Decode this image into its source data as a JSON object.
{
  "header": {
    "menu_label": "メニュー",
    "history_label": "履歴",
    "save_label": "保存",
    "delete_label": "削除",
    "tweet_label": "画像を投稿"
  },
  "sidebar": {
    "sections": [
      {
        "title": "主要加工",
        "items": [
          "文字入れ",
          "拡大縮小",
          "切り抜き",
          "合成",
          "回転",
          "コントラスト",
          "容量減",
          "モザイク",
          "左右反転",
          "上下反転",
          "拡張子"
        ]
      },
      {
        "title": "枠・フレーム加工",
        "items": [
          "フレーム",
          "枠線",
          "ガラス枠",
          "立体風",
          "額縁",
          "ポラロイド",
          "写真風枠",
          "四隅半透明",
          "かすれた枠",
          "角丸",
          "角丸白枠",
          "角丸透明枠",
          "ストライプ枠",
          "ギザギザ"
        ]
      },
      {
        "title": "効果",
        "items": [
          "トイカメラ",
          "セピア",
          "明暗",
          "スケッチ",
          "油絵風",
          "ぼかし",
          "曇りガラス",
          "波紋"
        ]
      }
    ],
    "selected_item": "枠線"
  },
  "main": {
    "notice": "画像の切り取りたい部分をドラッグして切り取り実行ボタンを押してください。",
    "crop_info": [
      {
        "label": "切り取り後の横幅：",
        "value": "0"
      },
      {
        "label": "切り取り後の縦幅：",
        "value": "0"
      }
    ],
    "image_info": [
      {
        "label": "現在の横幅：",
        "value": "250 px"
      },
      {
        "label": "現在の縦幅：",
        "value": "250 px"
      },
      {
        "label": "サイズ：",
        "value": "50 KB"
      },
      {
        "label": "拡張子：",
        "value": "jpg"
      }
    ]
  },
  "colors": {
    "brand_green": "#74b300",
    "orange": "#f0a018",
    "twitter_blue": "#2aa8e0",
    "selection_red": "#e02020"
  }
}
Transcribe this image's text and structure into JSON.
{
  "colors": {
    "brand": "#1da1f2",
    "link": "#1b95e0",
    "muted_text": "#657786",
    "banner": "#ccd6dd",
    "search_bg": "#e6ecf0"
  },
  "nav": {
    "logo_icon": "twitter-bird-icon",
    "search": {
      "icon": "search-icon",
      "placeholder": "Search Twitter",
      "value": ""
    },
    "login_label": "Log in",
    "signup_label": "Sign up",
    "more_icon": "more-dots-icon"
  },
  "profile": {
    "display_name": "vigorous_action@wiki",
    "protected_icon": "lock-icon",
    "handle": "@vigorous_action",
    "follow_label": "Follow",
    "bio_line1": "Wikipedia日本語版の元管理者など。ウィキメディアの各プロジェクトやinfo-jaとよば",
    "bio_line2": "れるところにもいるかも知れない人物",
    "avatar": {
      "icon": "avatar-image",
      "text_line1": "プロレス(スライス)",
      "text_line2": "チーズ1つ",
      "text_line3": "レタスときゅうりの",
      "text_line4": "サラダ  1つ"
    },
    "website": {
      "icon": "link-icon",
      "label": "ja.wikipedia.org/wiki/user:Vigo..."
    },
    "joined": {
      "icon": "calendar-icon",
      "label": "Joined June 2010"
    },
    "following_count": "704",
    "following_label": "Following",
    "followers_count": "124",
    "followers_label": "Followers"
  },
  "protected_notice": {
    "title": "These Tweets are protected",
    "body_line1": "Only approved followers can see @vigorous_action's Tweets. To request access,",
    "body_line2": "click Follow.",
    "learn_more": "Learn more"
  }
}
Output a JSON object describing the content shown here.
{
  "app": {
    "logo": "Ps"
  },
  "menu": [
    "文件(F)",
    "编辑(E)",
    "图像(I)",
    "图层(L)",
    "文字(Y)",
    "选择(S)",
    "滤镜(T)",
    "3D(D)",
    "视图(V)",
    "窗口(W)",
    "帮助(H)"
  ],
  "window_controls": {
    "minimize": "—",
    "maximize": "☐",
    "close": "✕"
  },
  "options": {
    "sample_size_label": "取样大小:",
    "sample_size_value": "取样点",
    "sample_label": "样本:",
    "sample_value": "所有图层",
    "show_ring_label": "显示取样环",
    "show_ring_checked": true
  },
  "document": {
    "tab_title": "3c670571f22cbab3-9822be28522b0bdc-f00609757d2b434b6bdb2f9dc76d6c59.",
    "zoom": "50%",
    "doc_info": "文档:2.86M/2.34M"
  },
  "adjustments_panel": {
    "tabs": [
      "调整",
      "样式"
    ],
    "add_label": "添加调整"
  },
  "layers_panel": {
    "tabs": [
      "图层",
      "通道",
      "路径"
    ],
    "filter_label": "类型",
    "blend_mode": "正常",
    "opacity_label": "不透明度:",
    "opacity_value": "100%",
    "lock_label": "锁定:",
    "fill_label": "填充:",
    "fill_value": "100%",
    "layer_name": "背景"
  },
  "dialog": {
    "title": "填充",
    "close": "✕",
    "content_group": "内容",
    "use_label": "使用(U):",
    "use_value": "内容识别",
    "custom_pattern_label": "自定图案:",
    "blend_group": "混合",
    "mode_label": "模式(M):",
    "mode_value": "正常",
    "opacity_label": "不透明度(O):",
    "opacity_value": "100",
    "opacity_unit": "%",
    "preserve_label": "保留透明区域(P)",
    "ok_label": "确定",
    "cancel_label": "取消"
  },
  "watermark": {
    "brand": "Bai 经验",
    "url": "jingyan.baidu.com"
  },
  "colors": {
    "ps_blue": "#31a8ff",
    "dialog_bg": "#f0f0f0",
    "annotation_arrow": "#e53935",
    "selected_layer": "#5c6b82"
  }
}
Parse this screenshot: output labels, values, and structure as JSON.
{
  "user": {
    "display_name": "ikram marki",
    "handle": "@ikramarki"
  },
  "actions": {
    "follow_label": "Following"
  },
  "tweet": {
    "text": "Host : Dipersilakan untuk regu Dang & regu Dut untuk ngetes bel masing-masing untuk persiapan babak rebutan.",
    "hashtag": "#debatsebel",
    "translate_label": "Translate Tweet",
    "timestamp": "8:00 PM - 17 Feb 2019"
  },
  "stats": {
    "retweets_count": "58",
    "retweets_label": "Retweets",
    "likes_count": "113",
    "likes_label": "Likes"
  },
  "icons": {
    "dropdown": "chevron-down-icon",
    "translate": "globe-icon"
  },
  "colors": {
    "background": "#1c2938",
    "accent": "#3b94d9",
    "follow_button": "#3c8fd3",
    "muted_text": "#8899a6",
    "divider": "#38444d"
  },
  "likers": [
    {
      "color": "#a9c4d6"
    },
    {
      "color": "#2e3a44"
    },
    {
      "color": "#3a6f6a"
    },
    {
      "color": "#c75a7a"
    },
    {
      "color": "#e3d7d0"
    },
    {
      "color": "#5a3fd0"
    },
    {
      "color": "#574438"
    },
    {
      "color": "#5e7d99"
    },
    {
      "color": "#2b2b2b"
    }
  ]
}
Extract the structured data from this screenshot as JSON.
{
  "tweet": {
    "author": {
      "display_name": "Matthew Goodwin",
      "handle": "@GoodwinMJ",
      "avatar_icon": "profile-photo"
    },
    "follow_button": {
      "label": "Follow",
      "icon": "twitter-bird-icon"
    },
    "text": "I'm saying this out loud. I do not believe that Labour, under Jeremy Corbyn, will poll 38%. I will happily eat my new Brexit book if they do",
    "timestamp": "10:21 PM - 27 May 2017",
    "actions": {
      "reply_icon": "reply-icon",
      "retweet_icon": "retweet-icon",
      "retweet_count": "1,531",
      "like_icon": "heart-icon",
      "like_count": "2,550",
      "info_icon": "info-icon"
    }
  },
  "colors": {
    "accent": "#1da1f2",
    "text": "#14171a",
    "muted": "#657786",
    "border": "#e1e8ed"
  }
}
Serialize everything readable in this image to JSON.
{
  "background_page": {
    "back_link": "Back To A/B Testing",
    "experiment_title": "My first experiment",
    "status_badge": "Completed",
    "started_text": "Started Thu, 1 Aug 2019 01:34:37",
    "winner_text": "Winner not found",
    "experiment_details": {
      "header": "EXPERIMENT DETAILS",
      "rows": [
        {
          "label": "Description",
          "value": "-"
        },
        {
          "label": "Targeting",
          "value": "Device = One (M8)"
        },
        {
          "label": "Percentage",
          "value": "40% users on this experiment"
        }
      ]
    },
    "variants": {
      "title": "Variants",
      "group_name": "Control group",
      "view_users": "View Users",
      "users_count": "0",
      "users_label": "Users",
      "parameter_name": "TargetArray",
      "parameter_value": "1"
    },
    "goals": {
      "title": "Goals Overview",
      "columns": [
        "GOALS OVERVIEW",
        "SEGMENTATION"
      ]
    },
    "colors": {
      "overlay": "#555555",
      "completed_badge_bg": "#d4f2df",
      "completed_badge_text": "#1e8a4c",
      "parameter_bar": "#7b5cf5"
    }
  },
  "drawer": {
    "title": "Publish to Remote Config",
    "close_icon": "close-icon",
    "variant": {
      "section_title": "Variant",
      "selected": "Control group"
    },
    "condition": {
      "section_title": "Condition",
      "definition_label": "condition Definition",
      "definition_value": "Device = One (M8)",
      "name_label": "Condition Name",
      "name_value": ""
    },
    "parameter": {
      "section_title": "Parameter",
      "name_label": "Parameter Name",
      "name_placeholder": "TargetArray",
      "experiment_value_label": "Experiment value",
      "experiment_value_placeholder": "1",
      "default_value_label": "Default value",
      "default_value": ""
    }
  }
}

Exercise requirements: Determine the number of lines in the records that include the string "JSON", and respond with that number only.

Finished answer: 6